WRITTEN TASK:
Select the lines that hold the word "Running" and copy each one.

(Figure record extracts)
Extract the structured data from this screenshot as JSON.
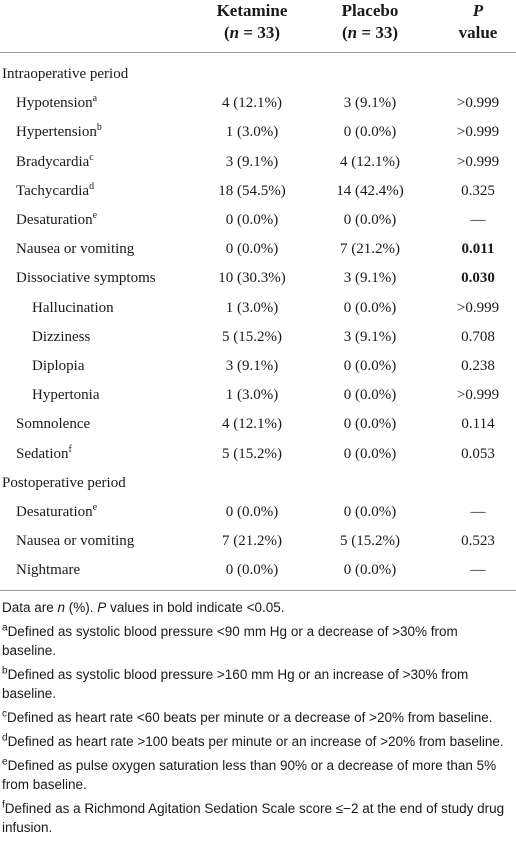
{
  "table": {
    "header": [
      {
        "lines": [
          [
            {
              "text": "Ketamine"
            }
          ],
          [
            {
              "text": "("
            },
            {
              "text": "n",
              "style": "italic"
            },
            {
              "text": " = 33)"
            }
          ]
        ]
      },
      {
        "lines": [
          [
            {
              "text": "Placebo"
            }
          ],
          [
            {
              "text": "("
            },
            {
              "text": "n",
              "style": "italic"
            },
            {
              "text": " = 33)"
            }
          ]
        ]
      },
      {
        "lines": [
          [
            {
              "text": "P",
              "style": "italic"
            }
          ],
          [
            {
              "text": "value"
            }
          ]
        ]
      }
    ],
    "rows": [
      {
        "label": "Intraoperative period",
        "level": 0
      },
      {
        "label": "Hypotension",
        "note": "a",
        "level": 1,
        "ketamine": "4 (12.1%)",
        "placebo": "3 (9.1%)",
        "p": ">0.999"
      },
      {
        "label": "Hypertension",
        "note": "b",
        "level": 1,
        "ketamine": "1 (3.0%)",
        "placebo": "0 (0.0%)",
        "p": ">0.999"
      },
      {
        "label": "Bradycardia",
        "note": "c",
        "level": 1,
        "ketamine": "3 (9.1%)",
        "placebo": "4 (12.1%)",
        "p": ">0.999"
      },
      {
        "label": "Tachycardia",
        "note": "d",
        "level": 1,
        "ketamine": "18 (54.5%)",
        "placebo": "14 (42.4%)",
        "p": "0.325"
      },
      {
        "label": "Desaturation",
        "note": "e",
        "level": 1,
        "ketamine": "0 (0.0%)",
        "placebo": "0 (0.0%)",
        "p": "—"
      },
      {
        "label": "Nausea or vomiting",
        "level": 1,
        "ketamine": "0 (0.0%)",
        "placebo": "7 (21.2%)",
        "p": "0.011",
        "p_bold": true
      },
      {
        "label": "Dissociative symptoms",
        "level": 1,
        "ketamine": "10 (30.3%)",
        "placebo": "3 (9.1%)",
        "p": "0.030",
        "p_bold": true
      },
      {
        "label": "Hallucination",
        "level": 2,
        "ketamine": "1 (3.0%)",
        "placebo": "0 (0.0%)",
        "p": ">0.999"
      },
      {
        "label": "Dizziness",
        "level": 2,
        "ketamine": "5 (15.2%)",
        "placebo": "3 (9.1%)",
        "p": "0.708"
      },
      {
        "label": "Diplopia",
        "level": 2,
        "ketamine": "3 (9.1%)",
        "placebo": "0 (0.0%)",
        "p": "0.238"
      },
      {
        "label": "Hypertonia",
        "level": 2,
        "ketamine": "1 (3.0%)",
        "placebo": "0 (0.0%)",
        "p": ">0.999"
      },
      {
        "label": "Somnolence",
        "level": 1,
        "ketamine": "4 (12.1%)",
        "placebo": "0 (0.0%)",
        "p": "0.114"
      },
      {
        "label": "Sedation",
        "note": "f",
        "level": 1,
        "ketamine": "5 (15.2%)",
        "placebo": "0 (0.0%)",
        "p": "0.053"
      },
      {
        "label": "Postoperative period",
        "level": 0
      },
      {
        "label": "Desaturation",
        "note": "e",
        "level": 1,
        "ketamine": "0 (0.0%)",
        "placebo": "0 (0.0%)",
        "p": "—"
      },
      {
        "label": "Nausea or vomiting",
        "level": 1,
        "ketamine": "7 (21.2%)",
        "placebo": "5 (15.2%)",
        "p": "0.523"
      },
      {
        "label": "Nightmare",
        "level": 1,
        "ketamine": "0 (0.0%)",
        "placebo": "0 (0.0%)",
        "p": "—"
      }
    ],
    "footnotes": [
      {
        "parts": [
          {
            "text": "Data are "
          },
          {
            "text": "n",
            "style": "italic"
          },
          {
            "text": " (%). "
          },
          {
            "text": "P",
            "style": "italic"
          },
          {
            "text": " values in bold indicate <0.05."
          }
        ]
      },
      {
        "mark": "a",
        "parts": [
          {
            "text": "Defined as systolic blood pressure <90 mm Hg or a decrease of >30% from baseline."
          }
        ]
      },
      {
        "mark": "b",
        "parts": [
          {
            "text": "Defined as systolic blood pressure >160 mm Hg or an increase of >30% from baseline."
          }
        ]
      },
      {
        "mark": "c",
        "parts": [
          {
            "text": "Defined as heart rate <60 beats per minute or a decrease of >20% from baseline."
          }
        ]
      },
      {
        "mark": "d",
        "parts": [
          {
            "text": "Defined as heart rate >100 beats per minute or an increase of >20% from baseline."
          }
        ]
      },
      {
        "mark": "e",
        "parts": [
          {
            "text": "Defined as pulse oxygen saturation less than 90% or a decrease of more than 5% from baseline."
          }
        ]
      },
      {
        "mark": "f",
        "parts": [
          {
            "text": "Defined as a Richmond Agitation Sedation Scale score ≤−2 at the end of study drug infusion."
          }
        ]
      }
    ]
  }
}
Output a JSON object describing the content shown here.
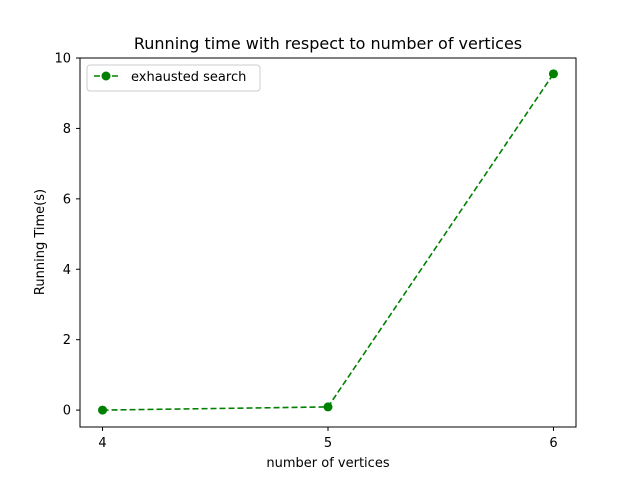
{
  "chart_data": {
    "type": "line",
    "title": "Running time with respect to number of vertices",
    "xlabel": "number of vertices",
    "ylabel": "Running Time(s)",
    "x": [
      4,
      5,
      6
    ],
    "series": [
      {
        "name": "exhausted search",
        "values": [
          0.0,
          0.09,
          9.55
        ],
        "color": "#008000",
        "line_style": "dashed",
        "marker": "circle"
      }
    ],
    "x_ticks": [
      "4",
      "5",
      "6"
    ],
    "y_ticks": [
      "0",
      "2",
      "4",
      "6",
      "8",
      "10"
    ],
    "xlim": [
      3.9,
      6.1
    ],
    "ylim": [
      -0.48,
      10.0
    ],
    "grid": false,
    "legend_position": "upper-left"
  }
}
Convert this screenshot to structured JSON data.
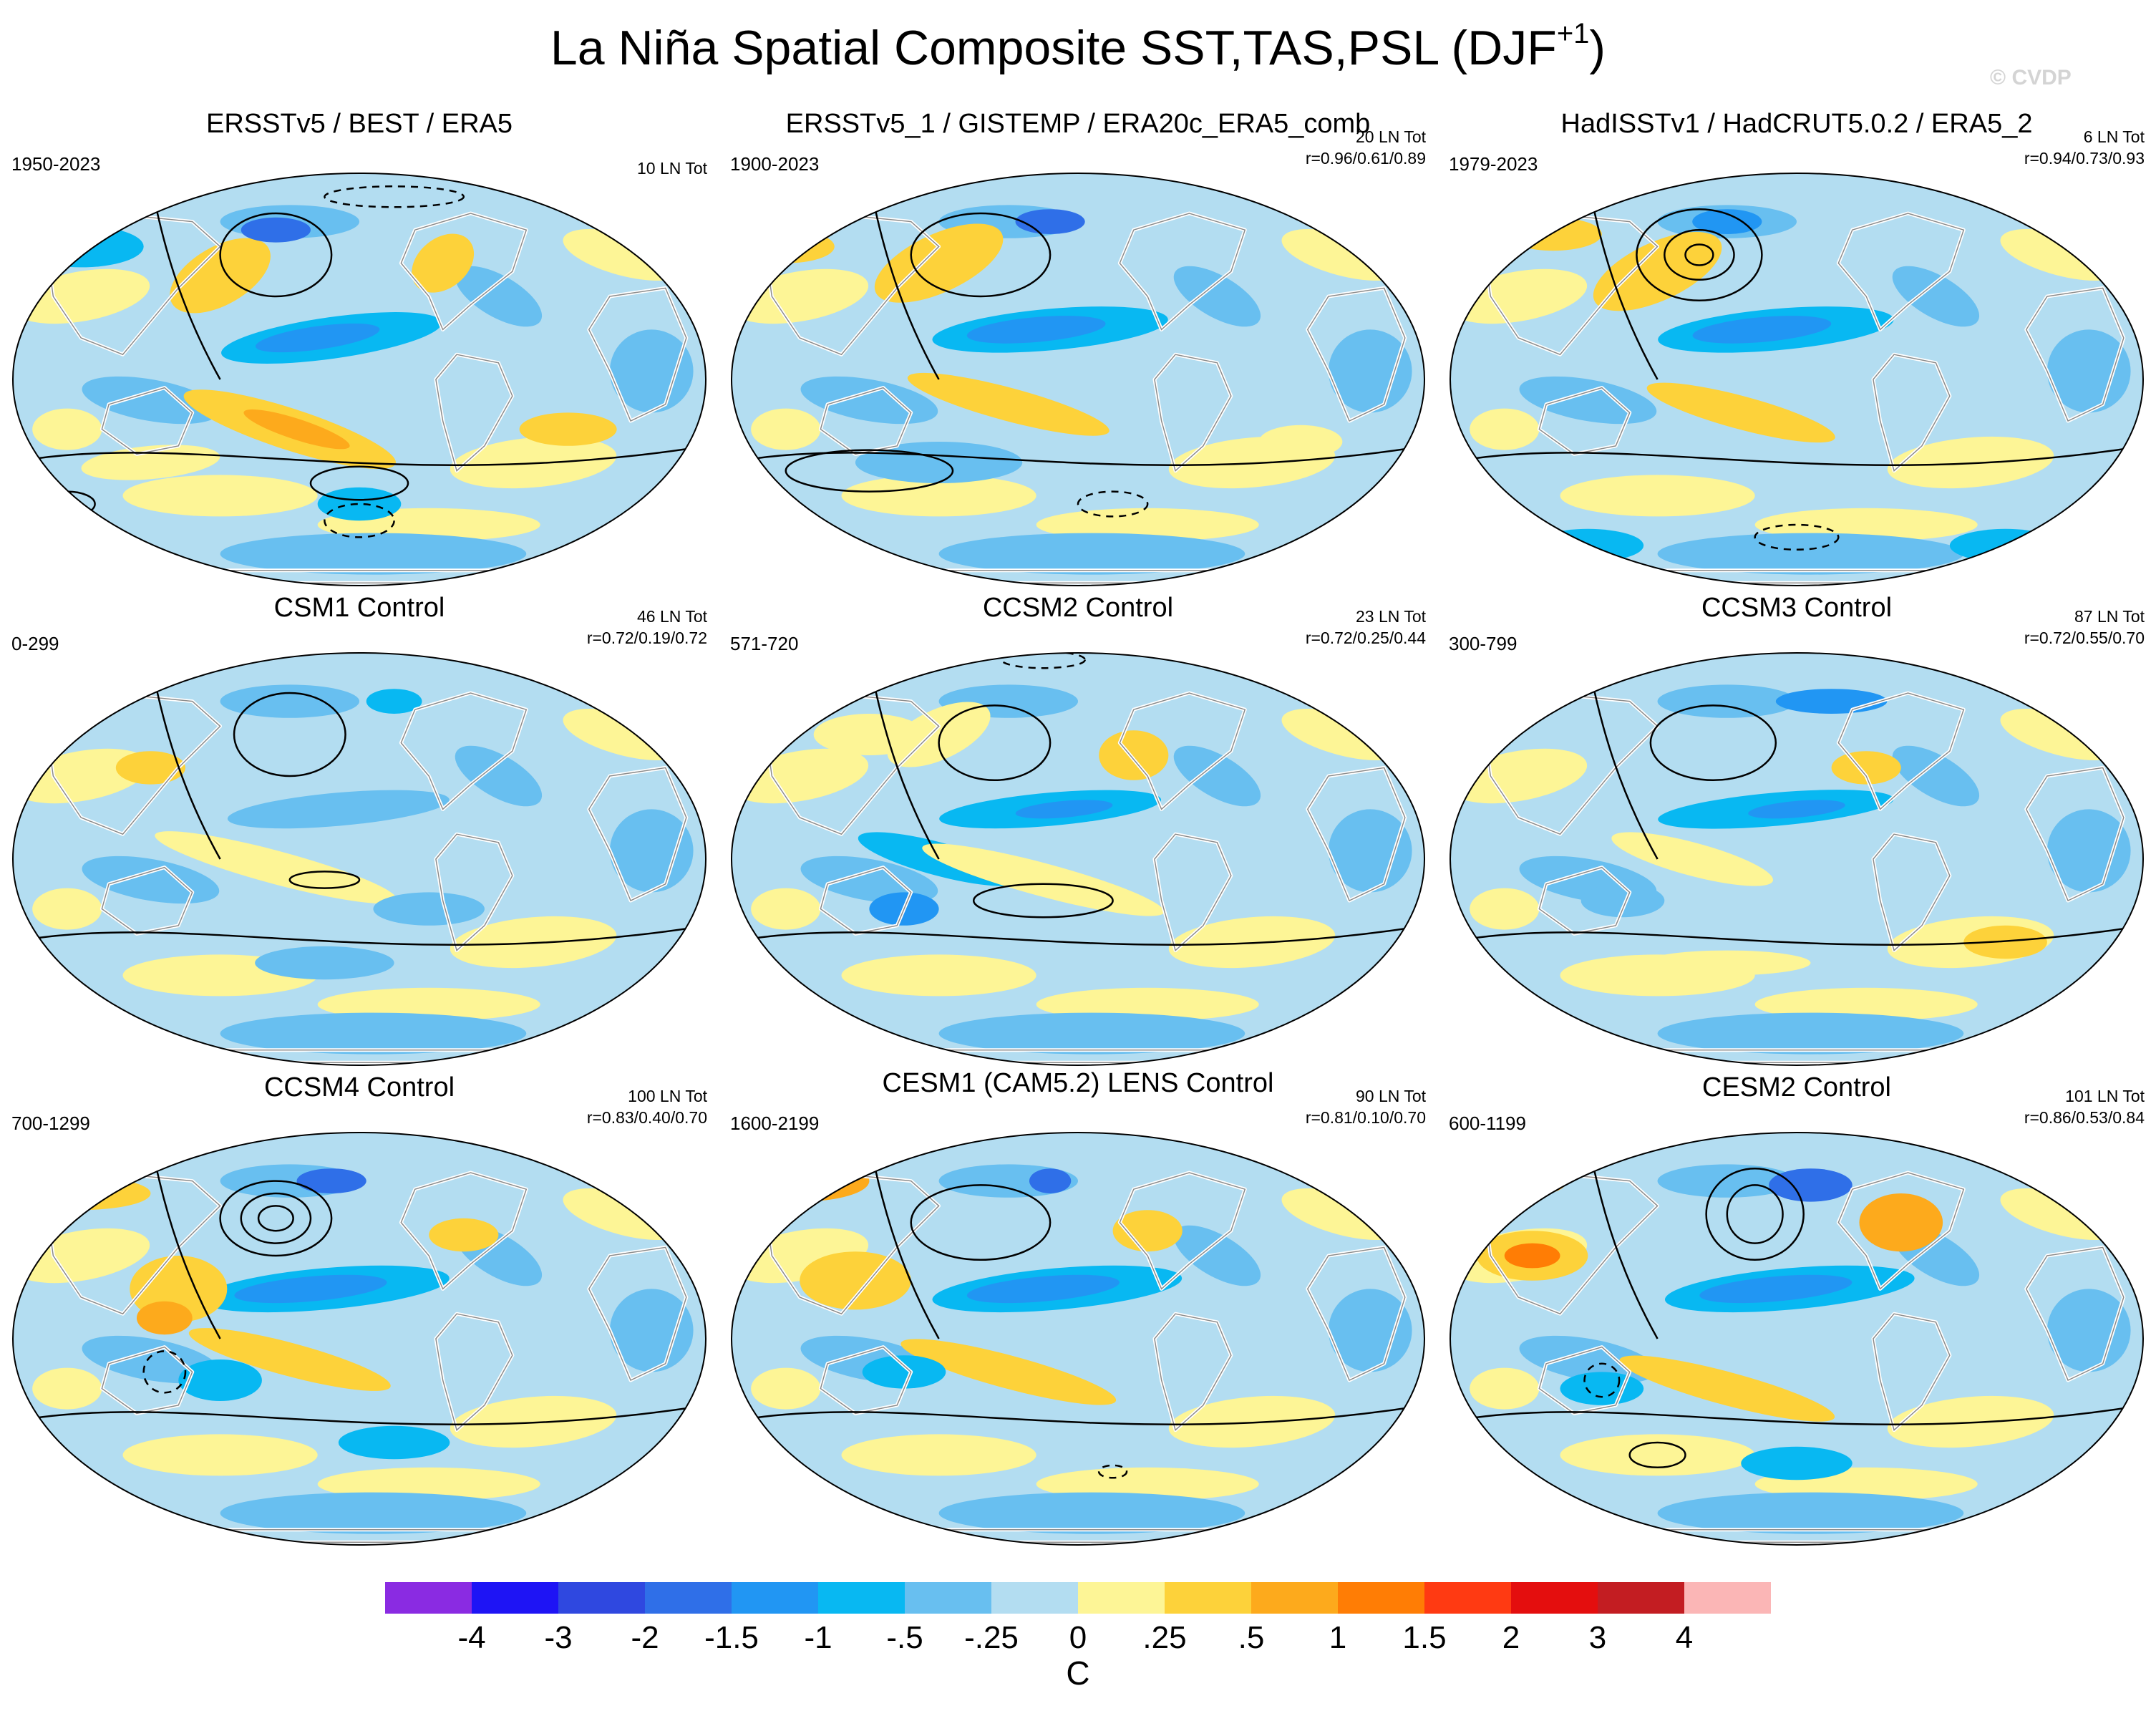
{
  "title": "La Niña Spatial Composite SST,TAS,PSL (DJF",
  "title_superscript": "+1",
  "title_close": ")",
  "watermark": "© CVDP",
  "panels": [
    {
      "title": "ERSSTv5 / BEST / ERA5",
      "period": "1950-2023",
      "count": "10 LN Tot",
      "corr": "",
      "style": "obsA"
    },
    {
      "title": "ERSSTv5_1 / GISTEMP / ERA20c_ERA5_comb",
      "period": "1900-2023",
      "count": "20 LN Tot",
      "corr": "r=0.96/0.61/0.89",
      "style": "obsB"
    },
    {
      "title": "HadISSTv1 / HadCRUT5.0.2 / ERA5_2",
      "period": "1979-2023",
      "count": "6 LN Tot",
      "corr": "r=0.94/0.73/0.93",
      "style": "obsC"
    },
    {
      "title": "CSM1 Control",
      "period": "0-299",
      "count": "46 LN Tot",
      "corr": "r=0.72/0.19/0.72",
      "style": "weak"
    },
    {
      "title": "CCSM2 Control",
      "period": "571-720",
      "count": "23 LN Tot",
      "corr": "r=0.72/0.25/0.44",
      "style": "ccsm2"
    },
    {
      "title": "CCSM3 Control",
      "period": "300-799",
      "count": "87 LN Tot",
      "corr": "r=0.72/0.55/0.70",
      "style": "ccsm3"
    },
    {
      "title": "CCSM4 Control",
      "period": "700-1299",
      "count": "100 LN Tot",
      "corr": "r=0.83/0.40/0.70",
      "style": "ccsm4"
    },
    {
      "title": "CESM1 (CAM5.2) LENS Control",
      "period": "1600-2199",
      "count": "90 LN Tot",
      "corr": "r=0.81/0.10/0.70",
      "style": "cesm1"
    },
    {
      "title": "CESM2 Control",
      "period": "600-1199",
      "count": "101 LN Tot",
      "corr": "r=0.86/0.53/0.84",
      "style": "cesm2"
    }
  ],
  "colorbar": {
    "colors": [
      "#8a2be2",
      "#1e14f5",
      "#2f48e0",
      "#2f6fe8",
      "#2196f3",
      "#08b8f2",
      "#68bff0",
      "#b3ddf1",
      "#fdf596",
      "#fdd23a",
      "#fdaa1c",
      "#ff7d05",
      "#ff3a12",
      "#e40e0e",
      "#c31d22",
      "#fbb6b6"
    ],
    "labels": [
      "-4",
      "-3",
      "-2",
      "-1.5",
      "-1",
      "-.5",
      "-.25",
      "0",
      ".25",
      ".5",
      "1",
      "1.5",
      "2",
      "3",
      "4"
    ],
    "units": "C"
  }
}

EXERCISE SOLUTION:
    "title": "Running time with respect to number of vertices",
    "ylabel": "Running Time(s)",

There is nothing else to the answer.